• _Exercise aim_: Reproduce the entries starting at the line that contains "quoted-hashtag: #Actualidad [45,417,155,440]" and ending at the line that contains "author-handle[interactable]: @astro_duque [124,49,292,75]", both included.

• _Data records_:
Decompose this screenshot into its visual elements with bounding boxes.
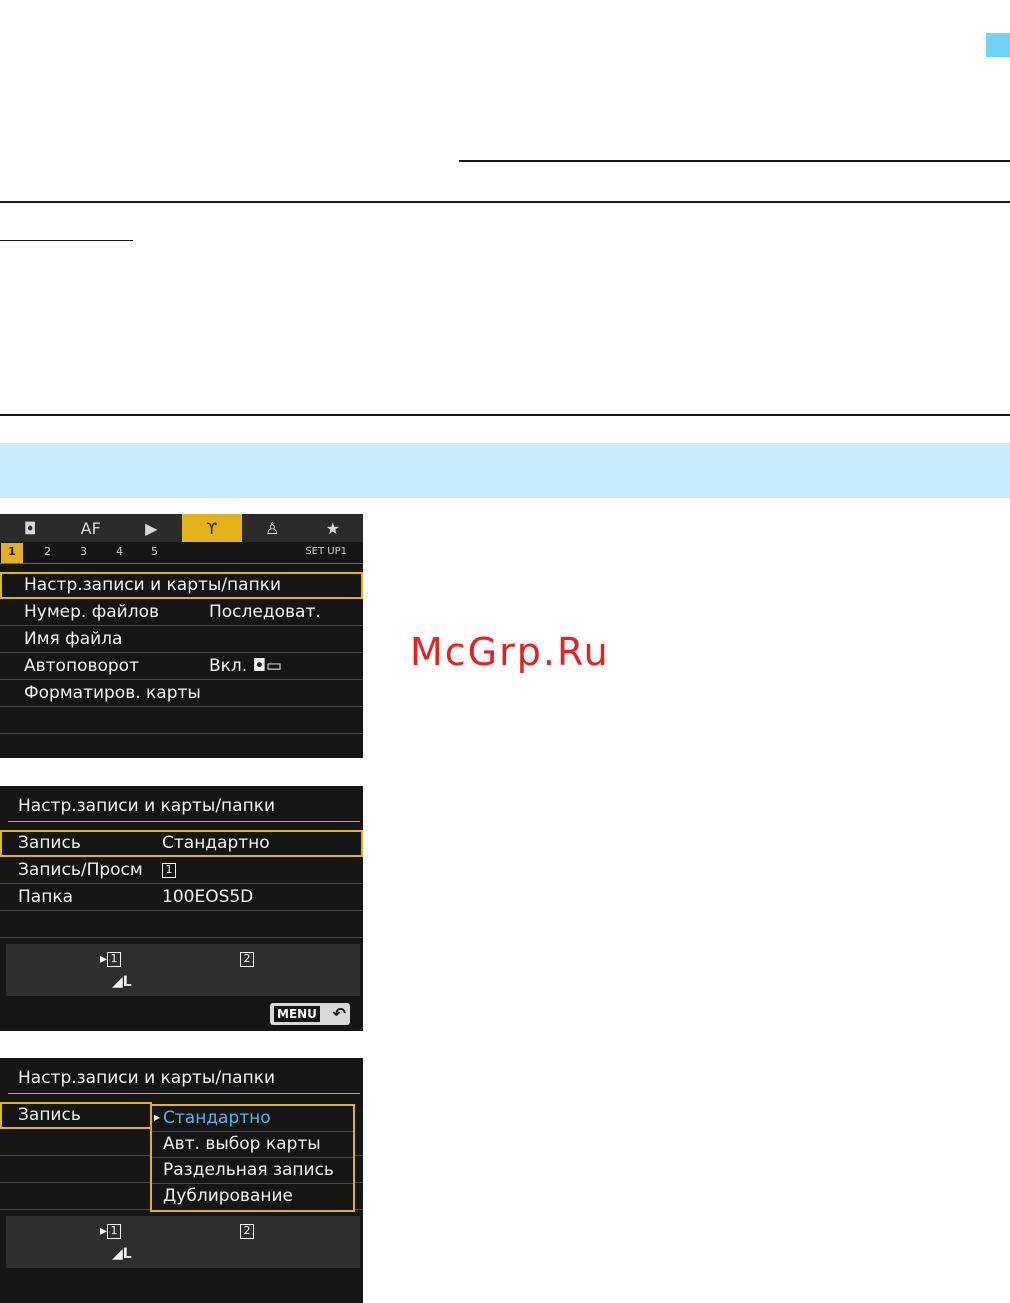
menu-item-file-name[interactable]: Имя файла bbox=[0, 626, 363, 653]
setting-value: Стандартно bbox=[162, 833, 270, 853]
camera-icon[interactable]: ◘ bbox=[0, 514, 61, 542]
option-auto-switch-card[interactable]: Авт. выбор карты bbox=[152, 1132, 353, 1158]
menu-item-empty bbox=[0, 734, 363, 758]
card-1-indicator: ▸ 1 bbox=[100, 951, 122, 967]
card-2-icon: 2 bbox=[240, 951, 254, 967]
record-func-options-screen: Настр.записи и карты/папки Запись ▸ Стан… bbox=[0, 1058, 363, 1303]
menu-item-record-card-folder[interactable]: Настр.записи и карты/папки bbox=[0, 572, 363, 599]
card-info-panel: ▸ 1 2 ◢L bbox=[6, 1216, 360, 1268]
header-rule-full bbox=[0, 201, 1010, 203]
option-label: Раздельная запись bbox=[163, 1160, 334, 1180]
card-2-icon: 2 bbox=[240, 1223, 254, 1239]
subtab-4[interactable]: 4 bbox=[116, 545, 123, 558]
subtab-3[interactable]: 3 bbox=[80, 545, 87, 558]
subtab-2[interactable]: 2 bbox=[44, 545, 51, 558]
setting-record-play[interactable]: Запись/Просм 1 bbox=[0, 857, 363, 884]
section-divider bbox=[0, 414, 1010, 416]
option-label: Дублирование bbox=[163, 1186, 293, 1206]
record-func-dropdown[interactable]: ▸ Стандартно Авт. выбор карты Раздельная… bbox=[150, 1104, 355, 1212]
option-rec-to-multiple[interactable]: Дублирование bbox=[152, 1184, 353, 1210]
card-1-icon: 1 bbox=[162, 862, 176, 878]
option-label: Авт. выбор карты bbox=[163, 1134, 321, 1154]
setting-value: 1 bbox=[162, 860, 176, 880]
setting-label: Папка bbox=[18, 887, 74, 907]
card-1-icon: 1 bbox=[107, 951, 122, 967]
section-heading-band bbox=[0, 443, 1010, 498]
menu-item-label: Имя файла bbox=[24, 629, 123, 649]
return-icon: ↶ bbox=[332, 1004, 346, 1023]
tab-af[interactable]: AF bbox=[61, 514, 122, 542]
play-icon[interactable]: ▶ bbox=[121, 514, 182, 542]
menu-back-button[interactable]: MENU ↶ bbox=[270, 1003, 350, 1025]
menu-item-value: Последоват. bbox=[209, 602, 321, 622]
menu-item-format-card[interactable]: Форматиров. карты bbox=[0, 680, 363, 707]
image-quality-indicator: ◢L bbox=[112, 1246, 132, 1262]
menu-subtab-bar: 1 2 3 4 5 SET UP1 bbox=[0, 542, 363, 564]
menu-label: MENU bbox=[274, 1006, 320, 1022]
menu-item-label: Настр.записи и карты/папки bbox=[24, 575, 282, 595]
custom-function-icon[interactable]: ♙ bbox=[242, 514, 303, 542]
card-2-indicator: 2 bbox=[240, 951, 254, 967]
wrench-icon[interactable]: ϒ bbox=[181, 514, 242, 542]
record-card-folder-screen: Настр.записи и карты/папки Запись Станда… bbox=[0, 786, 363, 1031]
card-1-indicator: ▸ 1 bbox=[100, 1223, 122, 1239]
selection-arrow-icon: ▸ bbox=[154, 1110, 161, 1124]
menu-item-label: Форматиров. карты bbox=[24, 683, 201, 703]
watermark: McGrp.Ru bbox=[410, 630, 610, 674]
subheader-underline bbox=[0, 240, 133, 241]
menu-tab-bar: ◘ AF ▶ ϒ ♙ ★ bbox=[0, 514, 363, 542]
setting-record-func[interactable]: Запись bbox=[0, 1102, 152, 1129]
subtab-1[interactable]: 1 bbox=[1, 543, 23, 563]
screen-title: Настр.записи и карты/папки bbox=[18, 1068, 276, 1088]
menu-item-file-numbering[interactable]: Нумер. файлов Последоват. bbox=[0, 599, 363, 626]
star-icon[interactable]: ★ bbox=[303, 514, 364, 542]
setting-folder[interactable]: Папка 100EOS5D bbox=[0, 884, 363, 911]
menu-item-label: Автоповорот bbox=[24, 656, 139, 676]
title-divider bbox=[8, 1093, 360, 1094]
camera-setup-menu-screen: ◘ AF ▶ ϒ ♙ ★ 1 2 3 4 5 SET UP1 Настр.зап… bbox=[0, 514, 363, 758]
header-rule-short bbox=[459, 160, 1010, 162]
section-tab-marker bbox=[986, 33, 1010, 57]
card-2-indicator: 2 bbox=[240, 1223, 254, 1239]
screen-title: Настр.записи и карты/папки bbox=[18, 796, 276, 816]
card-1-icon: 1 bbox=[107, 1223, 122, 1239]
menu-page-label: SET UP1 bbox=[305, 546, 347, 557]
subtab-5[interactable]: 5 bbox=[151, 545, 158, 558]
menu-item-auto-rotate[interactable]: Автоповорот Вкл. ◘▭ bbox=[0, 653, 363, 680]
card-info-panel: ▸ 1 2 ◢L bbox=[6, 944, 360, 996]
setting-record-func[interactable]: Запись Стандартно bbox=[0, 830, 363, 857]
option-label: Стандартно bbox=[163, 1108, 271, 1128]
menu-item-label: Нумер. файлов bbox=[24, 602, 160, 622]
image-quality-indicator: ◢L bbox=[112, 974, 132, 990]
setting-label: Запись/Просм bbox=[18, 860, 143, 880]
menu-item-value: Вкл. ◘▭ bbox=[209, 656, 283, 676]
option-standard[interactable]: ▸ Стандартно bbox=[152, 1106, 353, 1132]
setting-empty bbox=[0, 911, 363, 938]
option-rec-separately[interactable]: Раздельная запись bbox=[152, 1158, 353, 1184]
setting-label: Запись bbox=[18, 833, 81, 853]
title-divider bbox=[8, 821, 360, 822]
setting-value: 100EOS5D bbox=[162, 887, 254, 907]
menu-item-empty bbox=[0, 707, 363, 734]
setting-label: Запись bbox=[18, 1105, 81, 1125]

...

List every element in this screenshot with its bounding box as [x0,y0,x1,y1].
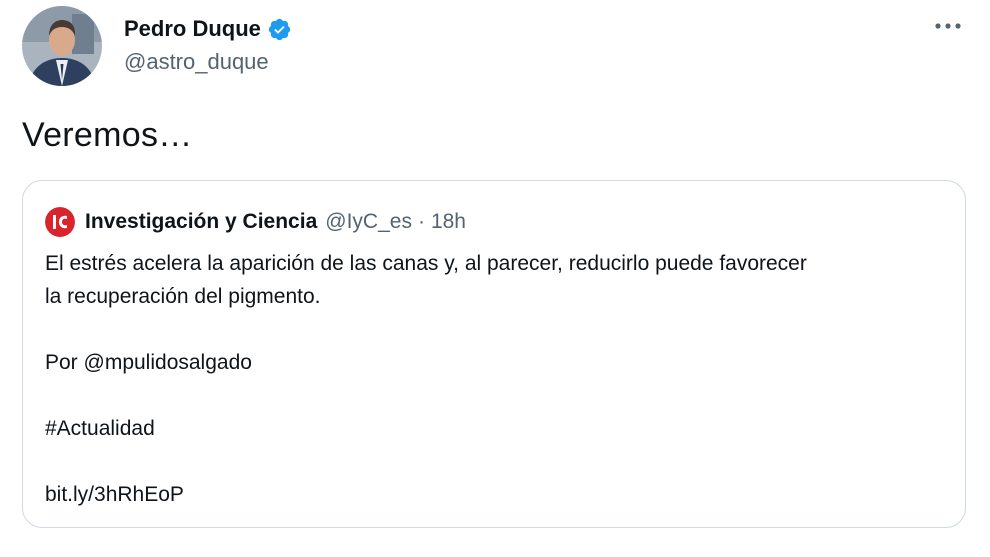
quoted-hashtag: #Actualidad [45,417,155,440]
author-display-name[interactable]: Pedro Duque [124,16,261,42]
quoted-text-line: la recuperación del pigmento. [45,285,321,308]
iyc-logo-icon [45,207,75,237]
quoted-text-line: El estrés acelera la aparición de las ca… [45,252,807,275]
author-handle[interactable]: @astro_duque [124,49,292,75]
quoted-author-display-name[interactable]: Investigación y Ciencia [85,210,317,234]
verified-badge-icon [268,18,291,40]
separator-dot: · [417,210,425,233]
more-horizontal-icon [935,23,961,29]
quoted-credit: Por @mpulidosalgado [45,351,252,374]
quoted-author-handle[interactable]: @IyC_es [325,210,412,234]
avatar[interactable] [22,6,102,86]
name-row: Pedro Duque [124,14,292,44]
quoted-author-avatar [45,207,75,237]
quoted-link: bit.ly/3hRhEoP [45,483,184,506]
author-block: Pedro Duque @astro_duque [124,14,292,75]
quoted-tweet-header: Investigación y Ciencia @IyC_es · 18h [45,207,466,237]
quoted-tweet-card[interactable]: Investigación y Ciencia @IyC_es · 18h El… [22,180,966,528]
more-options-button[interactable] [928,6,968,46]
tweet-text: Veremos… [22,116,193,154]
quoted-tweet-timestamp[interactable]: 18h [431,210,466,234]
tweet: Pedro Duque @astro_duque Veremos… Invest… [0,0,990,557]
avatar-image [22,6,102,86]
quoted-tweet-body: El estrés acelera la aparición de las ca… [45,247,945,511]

• _Answer to the task_:
quoted-hashtag: #Actualidad [45,417,155,440]
author-display-name[interactable]: Pedro Duque [124,16,261,42]
quoted-text-line: la recuperación del pigmento. [45,285,321,308]
iyc-logo-icon [45,207,75,237]
quoted-text-line: El estrés acelera la aparición de las ca… [45,252,807,275]
author-handle[interactable]: @astro_duque [124,49,292,75]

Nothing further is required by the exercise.